begin Data listing

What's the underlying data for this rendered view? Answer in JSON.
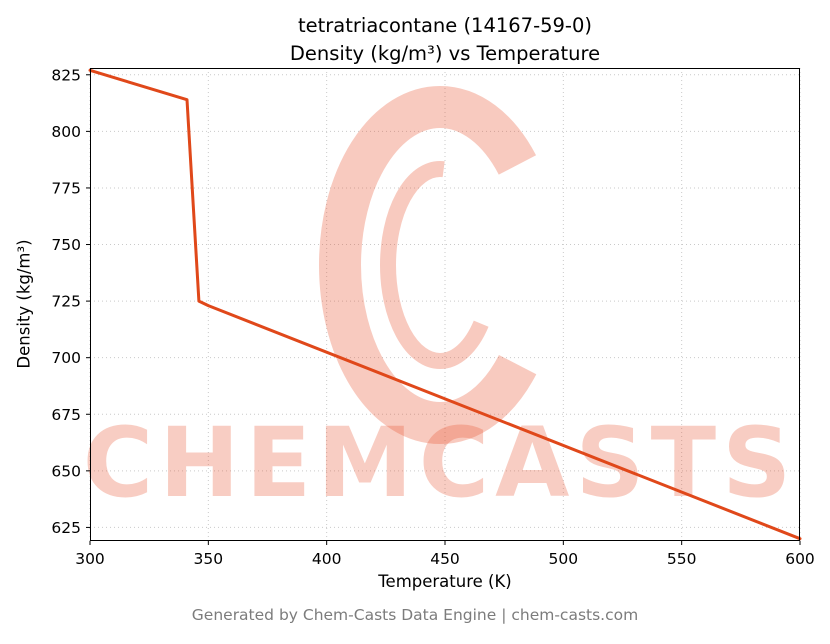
{
  "header": {
    "title_line1": "tetratriacontane (14167-59-0)",
    "title_line2": "Density (kg/m³) vs Temperature"
  },
  "footer": {
    "text": "Generated by Chem-Casts Data Engine | chem-casts.com"
  },
  "watermark": {
    "text": "CHEMCASTS",
    "logo": "chemcasts-c-logo",
    "color": "#e8502a",
    "text_opacity": 0.28,
    "logo_opacity": 0.3
  },
  "chart_data": {
    "type": "line",
    "title": "tetratriacontane (14167-59-0) — Density (kg/m³) vs Temperature",
    "xlabel": "Temperature (K)",
    "ylabel": "Density (kg/m³)",
    "xlim": [
      300,
      600
    ],
    "ylim": [
      619,
      828
    ],
    "xticks": [
      300,
      350,
      400,
      450,
      500,
      550,
      600
    ],
    "yticks": [
      625,
      650,
      675,
      700,
      725,
      750,
      775,
      800,
      825
    ],
    "grid": true,
    "grid_color": "#c9c9c9",
    "legend": "none",
    "series": [
      {
        "name": "density",
        "color": "#e0481a",
        "points": [
          [
            300,
            827
          ],
          [
            341,
            814
          ],
          [
            346,
            725
          ],
          [
            350,
            723
          ],
          [
            600,
            620
          ]
        ]
      }
    ]
  }
}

end Data listing

* _Goal_
Transcribe the records above exactly, leaving out every picture.

* _Solved problem_
What's the underlying data for this rendered view? Answer in JSON.
{
  "header": {
    "title_line1": "tetratriacontane (14167-59-0)",
    "title_line2": "Density (kg/m³) vs Temperature"
  },
  "footer": {
    "text": "Generated by Chem-Casts Data Engine | chem-casts.com"
  },
  "watermark": {
    "text": "CHEMCASTS",
    "logo": "chemcasts-c-logo",
    "color": "#e8502a",
    "text_opacity": 0.28,
    "logo_opacity": 0.3
  },
  "chart_data": {
    "type": "line",
    "title": "tetratriacontane (14167-59-0) — Density (kg/m³) vs Temperature",
    "xlabel": "Temperature (K)",
    "ylabel": "Density (kg/m³)",
    "xlim": [
      300,
      600
    ],
    "ylim": [
      619,
      828
    ],
    "xticks": [
      300,
      350,
      400,
      450,
      500,
      550,
      600
    ],
    "yticks": [
      625,
      650,
      675,
      700,
      725,
      750,
      775,
      800,
      825
    ],
    "grid": true,
    "grid_color": "#c9c9c9",
    "legend": "none",
    "series": [
      {
        "name": "density",
        "color": "#e0481a",
        "points": [
          [
            300,
            827
          ],
          [
            341,
            814
          ],
          [
            346,
            725
          ],
          [
            350,
            723
          ],
          [
            600,
            620
          ]
        ]
      }
    ]
  }
}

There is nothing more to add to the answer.